BEGIN Records to use

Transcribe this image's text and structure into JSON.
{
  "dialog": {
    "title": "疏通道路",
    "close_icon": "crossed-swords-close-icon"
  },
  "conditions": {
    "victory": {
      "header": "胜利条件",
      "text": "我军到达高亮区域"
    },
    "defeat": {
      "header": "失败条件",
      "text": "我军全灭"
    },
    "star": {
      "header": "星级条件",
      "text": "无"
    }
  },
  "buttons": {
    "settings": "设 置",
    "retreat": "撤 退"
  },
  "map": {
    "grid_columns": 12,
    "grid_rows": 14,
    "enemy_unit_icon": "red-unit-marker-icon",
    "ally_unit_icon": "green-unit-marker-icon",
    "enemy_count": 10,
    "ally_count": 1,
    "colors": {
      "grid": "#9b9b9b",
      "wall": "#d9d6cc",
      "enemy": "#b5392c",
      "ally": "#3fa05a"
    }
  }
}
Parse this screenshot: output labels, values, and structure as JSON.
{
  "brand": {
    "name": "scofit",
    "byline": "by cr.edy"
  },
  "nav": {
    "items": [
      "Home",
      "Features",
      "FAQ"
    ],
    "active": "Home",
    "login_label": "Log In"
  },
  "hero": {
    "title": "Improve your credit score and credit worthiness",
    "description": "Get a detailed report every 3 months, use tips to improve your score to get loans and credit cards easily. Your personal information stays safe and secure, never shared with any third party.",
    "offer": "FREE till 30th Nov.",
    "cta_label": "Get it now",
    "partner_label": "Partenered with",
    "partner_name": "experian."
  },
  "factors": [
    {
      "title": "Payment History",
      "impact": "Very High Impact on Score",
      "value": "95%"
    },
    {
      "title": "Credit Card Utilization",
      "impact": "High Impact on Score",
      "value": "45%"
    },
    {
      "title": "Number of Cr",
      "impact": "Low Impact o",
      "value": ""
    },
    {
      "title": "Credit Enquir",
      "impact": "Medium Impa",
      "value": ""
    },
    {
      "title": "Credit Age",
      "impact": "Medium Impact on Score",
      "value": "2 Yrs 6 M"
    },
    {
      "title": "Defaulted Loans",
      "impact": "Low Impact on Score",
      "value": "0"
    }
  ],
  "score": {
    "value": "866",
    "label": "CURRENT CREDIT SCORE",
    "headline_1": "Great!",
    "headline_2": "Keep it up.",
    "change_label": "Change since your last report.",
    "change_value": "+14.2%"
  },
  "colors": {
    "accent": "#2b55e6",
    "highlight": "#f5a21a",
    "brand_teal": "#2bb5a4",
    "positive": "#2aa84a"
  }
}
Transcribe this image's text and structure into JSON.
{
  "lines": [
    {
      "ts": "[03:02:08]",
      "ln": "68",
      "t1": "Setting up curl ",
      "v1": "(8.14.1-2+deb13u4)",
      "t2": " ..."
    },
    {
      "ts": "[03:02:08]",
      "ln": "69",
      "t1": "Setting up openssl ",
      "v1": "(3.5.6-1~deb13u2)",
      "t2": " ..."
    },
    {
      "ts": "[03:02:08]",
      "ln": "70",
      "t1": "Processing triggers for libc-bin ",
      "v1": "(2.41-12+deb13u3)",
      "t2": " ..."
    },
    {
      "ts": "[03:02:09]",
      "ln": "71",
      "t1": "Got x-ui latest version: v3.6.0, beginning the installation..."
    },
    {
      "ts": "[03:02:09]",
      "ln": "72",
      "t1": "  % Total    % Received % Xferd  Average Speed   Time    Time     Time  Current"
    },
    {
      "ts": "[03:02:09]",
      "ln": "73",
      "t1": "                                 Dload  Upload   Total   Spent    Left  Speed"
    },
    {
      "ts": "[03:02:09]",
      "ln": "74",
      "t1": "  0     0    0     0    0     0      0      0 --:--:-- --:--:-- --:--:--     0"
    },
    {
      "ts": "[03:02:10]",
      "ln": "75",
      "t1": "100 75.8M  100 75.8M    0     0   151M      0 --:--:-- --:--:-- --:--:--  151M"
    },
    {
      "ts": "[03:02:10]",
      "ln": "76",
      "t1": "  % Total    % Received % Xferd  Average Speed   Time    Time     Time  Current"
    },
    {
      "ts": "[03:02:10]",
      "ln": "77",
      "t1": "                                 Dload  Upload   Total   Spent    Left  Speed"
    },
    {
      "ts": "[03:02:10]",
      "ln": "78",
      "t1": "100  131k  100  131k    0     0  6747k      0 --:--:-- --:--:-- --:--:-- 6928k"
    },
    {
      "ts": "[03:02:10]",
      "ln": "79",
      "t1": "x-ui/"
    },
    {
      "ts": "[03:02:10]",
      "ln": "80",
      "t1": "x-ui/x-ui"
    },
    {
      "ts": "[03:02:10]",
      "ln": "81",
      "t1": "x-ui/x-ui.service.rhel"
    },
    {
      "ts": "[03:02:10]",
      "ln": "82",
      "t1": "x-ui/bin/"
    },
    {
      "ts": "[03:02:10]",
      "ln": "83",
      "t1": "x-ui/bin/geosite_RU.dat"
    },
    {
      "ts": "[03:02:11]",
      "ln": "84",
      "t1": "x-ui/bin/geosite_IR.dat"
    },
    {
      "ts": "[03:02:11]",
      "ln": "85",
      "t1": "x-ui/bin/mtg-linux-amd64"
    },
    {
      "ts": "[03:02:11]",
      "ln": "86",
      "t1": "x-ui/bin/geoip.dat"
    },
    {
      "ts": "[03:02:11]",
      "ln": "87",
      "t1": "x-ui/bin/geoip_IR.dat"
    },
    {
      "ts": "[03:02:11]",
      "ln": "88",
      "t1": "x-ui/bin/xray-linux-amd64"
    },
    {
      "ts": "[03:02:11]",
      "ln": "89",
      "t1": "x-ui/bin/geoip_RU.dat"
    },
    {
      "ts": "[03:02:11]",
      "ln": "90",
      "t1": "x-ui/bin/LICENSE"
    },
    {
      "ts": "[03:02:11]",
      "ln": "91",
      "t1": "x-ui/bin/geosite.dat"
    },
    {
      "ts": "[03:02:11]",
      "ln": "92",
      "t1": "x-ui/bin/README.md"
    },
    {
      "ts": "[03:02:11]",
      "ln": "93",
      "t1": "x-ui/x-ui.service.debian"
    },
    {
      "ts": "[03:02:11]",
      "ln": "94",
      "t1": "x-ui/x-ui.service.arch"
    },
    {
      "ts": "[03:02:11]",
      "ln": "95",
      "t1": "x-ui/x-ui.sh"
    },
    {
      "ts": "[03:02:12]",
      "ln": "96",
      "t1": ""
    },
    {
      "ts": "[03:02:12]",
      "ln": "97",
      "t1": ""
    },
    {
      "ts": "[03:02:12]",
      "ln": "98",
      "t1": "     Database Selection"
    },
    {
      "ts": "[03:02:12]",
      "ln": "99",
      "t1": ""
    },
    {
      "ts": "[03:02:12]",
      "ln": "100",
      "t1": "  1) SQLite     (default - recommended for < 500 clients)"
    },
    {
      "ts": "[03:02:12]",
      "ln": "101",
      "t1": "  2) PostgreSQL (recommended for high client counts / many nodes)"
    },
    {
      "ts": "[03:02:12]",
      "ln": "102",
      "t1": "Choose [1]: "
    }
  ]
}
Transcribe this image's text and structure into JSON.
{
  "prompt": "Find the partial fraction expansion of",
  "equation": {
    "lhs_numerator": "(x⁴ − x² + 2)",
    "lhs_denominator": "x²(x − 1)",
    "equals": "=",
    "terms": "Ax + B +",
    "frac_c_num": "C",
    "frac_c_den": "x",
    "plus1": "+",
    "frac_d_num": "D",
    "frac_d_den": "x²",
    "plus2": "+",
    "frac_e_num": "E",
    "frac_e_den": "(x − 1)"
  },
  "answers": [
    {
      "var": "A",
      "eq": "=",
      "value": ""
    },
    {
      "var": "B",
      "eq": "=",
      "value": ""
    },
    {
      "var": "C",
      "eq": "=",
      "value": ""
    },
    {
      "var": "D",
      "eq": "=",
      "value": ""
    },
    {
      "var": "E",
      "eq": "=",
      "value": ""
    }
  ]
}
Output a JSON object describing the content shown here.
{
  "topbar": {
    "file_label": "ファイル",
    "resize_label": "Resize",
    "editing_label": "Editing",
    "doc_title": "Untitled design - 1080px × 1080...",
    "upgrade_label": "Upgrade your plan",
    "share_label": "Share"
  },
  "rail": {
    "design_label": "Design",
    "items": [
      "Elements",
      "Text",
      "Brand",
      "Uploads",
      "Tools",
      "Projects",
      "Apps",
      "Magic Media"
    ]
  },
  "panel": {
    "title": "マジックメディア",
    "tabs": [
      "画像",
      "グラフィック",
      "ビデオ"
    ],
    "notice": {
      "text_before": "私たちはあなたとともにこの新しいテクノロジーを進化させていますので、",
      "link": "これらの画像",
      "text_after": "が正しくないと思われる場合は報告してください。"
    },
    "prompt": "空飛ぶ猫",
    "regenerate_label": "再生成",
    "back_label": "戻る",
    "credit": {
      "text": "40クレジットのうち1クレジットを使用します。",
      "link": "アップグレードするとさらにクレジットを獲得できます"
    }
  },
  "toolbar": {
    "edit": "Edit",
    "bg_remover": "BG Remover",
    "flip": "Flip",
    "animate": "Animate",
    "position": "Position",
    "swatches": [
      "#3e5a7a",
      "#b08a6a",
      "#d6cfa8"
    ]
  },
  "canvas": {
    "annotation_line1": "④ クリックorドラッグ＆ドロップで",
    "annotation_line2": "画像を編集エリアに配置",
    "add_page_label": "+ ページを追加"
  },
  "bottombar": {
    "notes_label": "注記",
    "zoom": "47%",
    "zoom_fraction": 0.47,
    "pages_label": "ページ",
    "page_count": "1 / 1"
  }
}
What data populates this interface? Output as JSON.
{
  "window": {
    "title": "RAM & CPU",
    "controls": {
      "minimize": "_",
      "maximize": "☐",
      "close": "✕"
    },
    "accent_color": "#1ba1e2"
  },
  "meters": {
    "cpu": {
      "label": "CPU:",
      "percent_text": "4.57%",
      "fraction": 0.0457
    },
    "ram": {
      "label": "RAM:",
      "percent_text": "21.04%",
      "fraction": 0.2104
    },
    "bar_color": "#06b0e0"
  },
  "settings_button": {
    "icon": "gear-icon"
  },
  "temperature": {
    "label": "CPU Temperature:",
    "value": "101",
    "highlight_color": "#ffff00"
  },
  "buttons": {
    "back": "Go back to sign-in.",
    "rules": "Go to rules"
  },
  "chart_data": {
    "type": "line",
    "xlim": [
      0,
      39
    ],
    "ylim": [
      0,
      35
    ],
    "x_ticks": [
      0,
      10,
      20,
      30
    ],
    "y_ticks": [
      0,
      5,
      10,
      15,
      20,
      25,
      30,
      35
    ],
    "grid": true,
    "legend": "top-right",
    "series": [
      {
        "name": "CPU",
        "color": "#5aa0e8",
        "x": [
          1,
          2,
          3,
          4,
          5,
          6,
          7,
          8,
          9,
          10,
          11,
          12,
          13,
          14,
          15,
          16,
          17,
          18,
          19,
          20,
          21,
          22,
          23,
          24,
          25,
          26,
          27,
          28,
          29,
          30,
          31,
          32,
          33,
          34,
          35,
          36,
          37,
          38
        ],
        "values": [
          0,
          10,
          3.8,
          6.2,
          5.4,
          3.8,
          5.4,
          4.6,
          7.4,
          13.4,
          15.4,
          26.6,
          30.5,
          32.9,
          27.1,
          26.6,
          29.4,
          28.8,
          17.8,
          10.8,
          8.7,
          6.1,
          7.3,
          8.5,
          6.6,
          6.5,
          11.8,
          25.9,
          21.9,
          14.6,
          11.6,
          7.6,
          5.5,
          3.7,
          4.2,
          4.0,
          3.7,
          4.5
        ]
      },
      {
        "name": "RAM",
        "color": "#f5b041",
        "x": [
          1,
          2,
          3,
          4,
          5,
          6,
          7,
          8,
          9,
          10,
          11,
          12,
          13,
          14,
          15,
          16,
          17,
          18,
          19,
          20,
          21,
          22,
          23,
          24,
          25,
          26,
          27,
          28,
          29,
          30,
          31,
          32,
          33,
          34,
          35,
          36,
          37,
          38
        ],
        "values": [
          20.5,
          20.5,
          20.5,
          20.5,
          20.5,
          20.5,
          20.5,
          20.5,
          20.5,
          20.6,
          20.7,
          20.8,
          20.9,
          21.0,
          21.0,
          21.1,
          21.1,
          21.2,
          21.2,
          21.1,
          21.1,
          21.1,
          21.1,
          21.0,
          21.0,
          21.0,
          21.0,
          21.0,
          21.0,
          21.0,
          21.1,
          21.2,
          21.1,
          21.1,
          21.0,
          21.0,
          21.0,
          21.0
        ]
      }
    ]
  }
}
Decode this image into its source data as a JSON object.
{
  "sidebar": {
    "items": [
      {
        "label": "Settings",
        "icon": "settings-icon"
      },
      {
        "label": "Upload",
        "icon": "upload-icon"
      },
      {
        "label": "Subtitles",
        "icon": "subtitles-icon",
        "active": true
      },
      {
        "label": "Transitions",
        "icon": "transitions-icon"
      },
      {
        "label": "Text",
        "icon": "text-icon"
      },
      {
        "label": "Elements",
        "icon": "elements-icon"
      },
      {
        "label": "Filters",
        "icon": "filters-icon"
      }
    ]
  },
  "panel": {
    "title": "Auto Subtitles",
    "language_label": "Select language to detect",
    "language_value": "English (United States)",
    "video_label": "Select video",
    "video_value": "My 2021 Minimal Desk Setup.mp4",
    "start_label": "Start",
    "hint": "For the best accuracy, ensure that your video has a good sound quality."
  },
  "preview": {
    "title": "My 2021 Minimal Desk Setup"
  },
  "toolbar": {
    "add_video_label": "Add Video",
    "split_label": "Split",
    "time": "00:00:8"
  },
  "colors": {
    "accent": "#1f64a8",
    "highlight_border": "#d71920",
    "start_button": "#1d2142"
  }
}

END Records to use

*Exercise*
Filter the records down to the lines that contain the string "object", and copy those lines.

*Answer in full*
Output a JSON object describing the content shown here.
Decode this image into its source data as a JSON object.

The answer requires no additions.